── Data provided ──

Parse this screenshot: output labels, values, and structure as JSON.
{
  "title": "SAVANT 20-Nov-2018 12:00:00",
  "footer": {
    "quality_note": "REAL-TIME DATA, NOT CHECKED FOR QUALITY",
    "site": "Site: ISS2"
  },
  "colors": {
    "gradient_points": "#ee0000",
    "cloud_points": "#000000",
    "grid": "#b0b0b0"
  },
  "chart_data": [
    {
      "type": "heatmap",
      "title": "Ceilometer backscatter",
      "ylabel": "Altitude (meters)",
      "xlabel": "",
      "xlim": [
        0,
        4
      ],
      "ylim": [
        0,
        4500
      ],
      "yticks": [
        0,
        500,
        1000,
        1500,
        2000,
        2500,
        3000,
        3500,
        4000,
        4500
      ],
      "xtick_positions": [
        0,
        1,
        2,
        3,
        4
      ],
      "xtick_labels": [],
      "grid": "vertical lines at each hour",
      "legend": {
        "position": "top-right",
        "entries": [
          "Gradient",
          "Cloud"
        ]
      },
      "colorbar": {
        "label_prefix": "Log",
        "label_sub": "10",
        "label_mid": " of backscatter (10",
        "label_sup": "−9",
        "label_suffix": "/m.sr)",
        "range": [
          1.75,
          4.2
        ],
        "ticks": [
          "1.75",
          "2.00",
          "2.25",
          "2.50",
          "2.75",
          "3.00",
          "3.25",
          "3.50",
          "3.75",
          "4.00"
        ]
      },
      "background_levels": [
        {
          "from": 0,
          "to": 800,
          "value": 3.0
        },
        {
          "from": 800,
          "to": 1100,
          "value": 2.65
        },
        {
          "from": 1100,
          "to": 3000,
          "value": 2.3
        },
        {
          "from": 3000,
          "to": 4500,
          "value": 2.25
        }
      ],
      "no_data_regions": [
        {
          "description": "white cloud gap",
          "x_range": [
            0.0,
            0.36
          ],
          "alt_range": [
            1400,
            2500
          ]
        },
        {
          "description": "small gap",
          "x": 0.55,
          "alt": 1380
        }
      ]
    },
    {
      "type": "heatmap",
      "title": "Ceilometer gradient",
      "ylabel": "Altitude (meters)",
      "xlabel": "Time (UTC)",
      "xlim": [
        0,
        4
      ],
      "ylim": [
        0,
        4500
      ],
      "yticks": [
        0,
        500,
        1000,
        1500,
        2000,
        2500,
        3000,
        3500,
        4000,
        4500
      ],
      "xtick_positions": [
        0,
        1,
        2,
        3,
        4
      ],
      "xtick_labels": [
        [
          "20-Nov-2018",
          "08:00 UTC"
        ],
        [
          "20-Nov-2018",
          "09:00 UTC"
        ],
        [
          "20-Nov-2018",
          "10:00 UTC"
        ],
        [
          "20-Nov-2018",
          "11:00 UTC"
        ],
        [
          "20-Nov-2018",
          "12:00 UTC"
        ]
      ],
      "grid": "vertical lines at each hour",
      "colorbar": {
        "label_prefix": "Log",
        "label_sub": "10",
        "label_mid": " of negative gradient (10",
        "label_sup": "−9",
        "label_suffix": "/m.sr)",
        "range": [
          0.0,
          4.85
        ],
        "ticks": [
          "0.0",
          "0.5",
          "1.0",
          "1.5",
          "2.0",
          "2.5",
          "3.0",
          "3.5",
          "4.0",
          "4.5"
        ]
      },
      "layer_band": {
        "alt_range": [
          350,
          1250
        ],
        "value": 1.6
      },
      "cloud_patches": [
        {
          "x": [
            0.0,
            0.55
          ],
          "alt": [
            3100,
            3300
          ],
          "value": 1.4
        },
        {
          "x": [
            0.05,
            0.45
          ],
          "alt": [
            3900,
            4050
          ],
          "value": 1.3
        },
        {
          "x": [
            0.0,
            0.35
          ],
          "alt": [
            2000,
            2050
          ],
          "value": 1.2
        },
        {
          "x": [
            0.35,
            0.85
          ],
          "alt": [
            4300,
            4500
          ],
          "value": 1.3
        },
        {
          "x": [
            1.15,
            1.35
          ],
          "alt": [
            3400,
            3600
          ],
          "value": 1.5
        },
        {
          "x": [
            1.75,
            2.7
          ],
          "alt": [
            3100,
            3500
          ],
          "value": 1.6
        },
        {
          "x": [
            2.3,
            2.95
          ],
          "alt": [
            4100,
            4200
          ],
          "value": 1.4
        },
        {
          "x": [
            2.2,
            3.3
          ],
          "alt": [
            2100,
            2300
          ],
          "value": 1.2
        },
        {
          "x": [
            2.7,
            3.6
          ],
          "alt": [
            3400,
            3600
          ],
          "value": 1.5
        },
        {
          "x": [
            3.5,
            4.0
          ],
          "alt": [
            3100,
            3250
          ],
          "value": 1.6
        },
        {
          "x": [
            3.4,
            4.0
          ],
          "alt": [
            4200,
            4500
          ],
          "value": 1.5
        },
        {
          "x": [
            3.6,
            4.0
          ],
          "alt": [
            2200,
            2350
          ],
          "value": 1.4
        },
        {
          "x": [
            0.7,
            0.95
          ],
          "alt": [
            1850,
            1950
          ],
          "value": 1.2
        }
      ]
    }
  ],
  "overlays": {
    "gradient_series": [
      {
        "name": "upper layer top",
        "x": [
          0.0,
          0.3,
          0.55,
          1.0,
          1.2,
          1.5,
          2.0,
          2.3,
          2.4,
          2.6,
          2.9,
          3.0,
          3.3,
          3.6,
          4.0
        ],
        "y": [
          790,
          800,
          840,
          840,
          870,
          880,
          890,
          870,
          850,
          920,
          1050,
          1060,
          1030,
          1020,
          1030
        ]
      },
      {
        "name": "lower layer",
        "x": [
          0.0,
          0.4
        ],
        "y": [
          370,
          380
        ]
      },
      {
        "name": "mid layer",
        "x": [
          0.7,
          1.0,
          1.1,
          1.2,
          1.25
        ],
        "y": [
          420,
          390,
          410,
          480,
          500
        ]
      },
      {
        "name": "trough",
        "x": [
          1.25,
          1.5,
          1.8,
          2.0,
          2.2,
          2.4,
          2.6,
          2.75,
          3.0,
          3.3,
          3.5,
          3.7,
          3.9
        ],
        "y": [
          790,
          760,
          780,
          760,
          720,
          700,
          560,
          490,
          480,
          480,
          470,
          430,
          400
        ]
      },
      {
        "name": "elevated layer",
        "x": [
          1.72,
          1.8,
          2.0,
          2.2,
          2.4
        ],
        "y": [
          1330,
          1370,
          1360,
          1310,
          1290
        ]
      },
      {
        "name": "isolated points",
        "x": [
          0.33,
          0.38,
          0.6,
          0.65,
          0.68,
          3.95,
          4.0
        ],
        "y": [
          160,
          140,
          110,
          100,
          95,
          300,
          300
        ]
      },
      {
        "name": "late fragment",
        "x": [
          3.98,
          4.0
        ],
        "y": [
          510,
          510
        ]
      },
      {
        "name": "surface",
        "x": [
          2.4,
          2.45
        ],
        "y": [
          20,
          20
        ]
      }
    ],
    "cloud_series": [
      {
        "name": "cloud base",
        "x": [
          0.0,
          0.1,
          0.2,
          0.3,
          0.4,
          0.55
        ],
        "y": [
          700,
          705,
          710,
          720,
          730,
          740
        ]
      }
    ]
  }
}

───

▸ **Description of the task**: Extract all of the data above and output it character for character.

▸ **The response**:
Parse this screenshot: output labels, values, and structure as JSON.
{
  "title": "SAVANT 20-Nov-2018 12:00:00",
  "footer": {
    "quality_note": "REAL-TIME DATA, NOT CHECKED FOR QUALITY",
    "site": "Site: ISS2"
  },
  "colors": {
    "gradient_points": "#ee0000",
    "cloud_points": "#000000",
    "grid": "#b0b0b0"
  },
  "chart_data": [
    {
      "type": "heatmap",
      "title": "Ceilometer backscatter",
      "ylabel": "Altitude (meters)",
      "xlabel": "",
      "xlim": [
        0,
        4
      ],
      "ylim": [
        0,
        4500
      ],
      "yticks": [
        0,
        500,
        1000,
        1500,
        2000,
        2500,
        3000,
        3500,
        4000,
        4500
      ],
      "xtick_positions": [
        0,
        1,
        2,
        3,
        4
      ],
      "xtick_labels": [],
      "grid": "vertical lines at each hour",
      "legend": {
        "position": "top-right",
        "entries": [
          "Gradient",
          "Cloud"
        ]
      },
      "colorbar": {
        "label_prefix": "Log",
        "label_sub": "10",
        "label_mid": " of backscatter (10",
        "label_sup": "−9",
        "label_suffix": "/m.sr)",
        "range": [
          1.75,
          4.2
        ],
        "ticks": [
          "1.75",
          "2.00",
          "2.25",
          "2.50",
          "2.75",
          "3.00",
          "3.25",
          "3.50",
          "3.75",
          "4.00"
        ]
      },
      "background_levels": [
        {
          "from": 0,
          "to": 800,
          "value": 3.0
        },
        {
          "from": 800,
          "to": 1100,
          "value": 2.65
        },
        {
          "from": 1100,
          "to": 3000,
          "value": 2.3
        },
        {
          "from": 3000,
          "to": 4500,
          "value": 2.25
        }
      ],
      "no_data_regions": [
        {
          "description": "white cloud gap",
          "x_range": [
            0.0,
            0.36
          ],
          "alt_range": [
            1400,
            2500
          ]
        },
        {
          "description": "small gap",
          "x": 0.55,
          "alt": 1380
        }
      ]
    },
    {
      "type": "heatmap",
      "title": "Ceilometer gradient",
      "ylabel": "Altitude (meters)",
      "xlabel": "Time (UTC)",
      "xlim": [
        0,
        4
      ],
      "ylim": [
        0,
        4500
      ],
      "yticks": [
        0,
        500,
        1000,
        1500,
        2000,
        2500,
        3000,
        3500,
        4000,
        4500
      ],
      "xtick_positions": [
        0,
        1,
        2,
        3,
        4
      ],
      "xtick_labels": [
        [
          "20-Nov-2018",
          "08:00 UTC"
        ],
        [
          "20-Nov-2018",
          "09:00 UTC"
        ],
        [
          "20-Nov-2018",
          "10:00 UTC"
        ],
        [
          "20-Nov-2018",
          "11:00 UTC"
        ],
        [
          "20-Nov-2018",
          "12:00 UTC"
        ]
      ],
      "grid": "vertical lines at each hour",
      "colorbar": {
        "label_prefix": "Log",
        "label_sub": "10",
        "label_mid": " of negative gradient (10",
        "label_sup": "−9",
        "label_suffix": "/m.sr)",
        "range": [
          0.0,
          4.85
        ],
        "ticks": [
          "0.0",
          "0.5",
          "1.0",
          "1.5",
          "2.0",
          "2.5",
          "3.0",
          "3.5",
          "4.0",
          "4.5"
        ]
      },
      "layer_band": {
        "alt_range": [
          350,
          1250
        ],
        "value": 1.6
      },
      "cloud_patches": [
        {
          "x": [
            0.0,
            0.55
          ],
          "alt": [
            3100,
            3300
          ],
          "value": 1.4
        },
        {
          "x": [
            0.05,
            0.45
          ],
          "alt": [
            3900,
            4050
          ],
          "value": 1.3
        },
        {
          "x": [
            0.0,
            0.35
          ],
          "alt": [
            2000,
            2050
          ],
          "value": 1.2
        },
        {
          "x": [
            0.35,
            0.85
          ],
          "alt": [
            4300,
            4500
          ],
          "value": 1.3
        },
        {
          "x": [
            1.15,
            1.35
          ],
          "alt": [
            3400,
            3600
          ],
          "value": 1.5
        },
        {
          "x": [
            1.75,
            2.7
          ],
          "alt": [
            3100,
            3500
          ],
          "value": 1.6
        },
        {
          "x": [
            2.3,
            2.95
          ],
          "alt": [
            4100,
            4200
          ],
          "value": 1.4
        },
        {
          "x": [
            2.2,
            3.3
          ],
          "alt": [
            2100,
            2300
          ],
          "value": 1.2
        },
        {
          "x": [
            2.7,
            3.6
          ],
          "alt": [
            3400,
            3600
          ],
          "value": 1.5
        },
        {
          "x": [
            3.5,
            4.0
          ],
          "alt": [
            3100,
            3250
          ],
          "value": 1.6
        },
        {
          "x": [
            3.4,
            4.0
          ],
          "alt": [
            4200,
            4500
          ],
          "value": 1.5
        },
        {
          "x": [
            3.6,
            4.0
          ],
          "alt": [
            2200,
            2350
          ],
          "value": 1.4
        },
        {
          "x": [
            0.7,
            0.95
          ],
          "alt": [
            1850,
            1950
          ],
          "value": 1.2
        }
      ]
    }
  ],
  "overlays": {
    "gradient_series": [
      {
        "name": "upper layer top",
        "x": [
          0.0,
          0.3,
          0.55,
          1.0,
          1.2,
          1.5,
          2.0,
          2.3,
          2.4,
          2.6,
          2.9,
          3.0,
          3.3,
          3.6,
          4.0
        ],
        "y": [
          790,
          800,
          840,
          840,
          870,
          880,
          890,
          870,
          850,
          920,
          1050,
          1060,
          1030,
          1020,
          1030
        ]
      },
      {
        "name": "lower layer",
        "x": [
          0.0,
          0.4
        ],
        "y": [
          370,
          380
        ]
      },
      {
        "name": "mid layer",
        "x": [
          0.7,
          1.0,
          1.1,
          1.2,
          1.25
        ],
        "y": [
          420,
          390,
          410,
          480,
          500
        ]
      },
      {
        "name": "trough",
        "x": [
          1.25,
          1.5,
          1.8,
          2.0,
          2.2,
          2.4,
          2.6,
          2.75,
          3.0,
          3.3,
          3.5,
          3.7,
          3.9
        ],
        "y": [
          790,
          760,
          780,
          760,
          720,
          700,
          560,
          490,
          480,
          480,
          470,
          430,
          400
        ]
      },
      {
        "name": "elevated layer",
        "x": [
          1.72,
          1.8,
          2.0,
          2.2,
          2.4
        ],
        "y": [
          1330,
          1370,
          1360,
          1310,
          1290
        ]
      },
      {
        "name": "isolated points",
        "x": [
          0.33,
          0.38,
          0.6,
          0.65,
          0.68,
          3.95,
          4.0
        ],
        "y": [
          160,
          140,
          110,
          100,
          95,
          300,
          300
        ]
      },
      {
        "name": "late fragment",
        "x": [
          3.98,
          4.0
        ],
        "y": [
          510,
          510
        ]
      },
      {
        "name": "surface",
        "x": [
          2.4,
          2.45
        ],
        "y": [
          20,
          20
        ]
      }
    ],
    "cloud_series": [
      {
        "name": "cloud base",
        "x": [
          0.0,
          0.1,
          0.2,
          0.3,
          0.4,
          0.55
        ],
        "y": [
          700,
          705,
          710,
          720,
          730,
          740
        ]
      }
    ]
  }
}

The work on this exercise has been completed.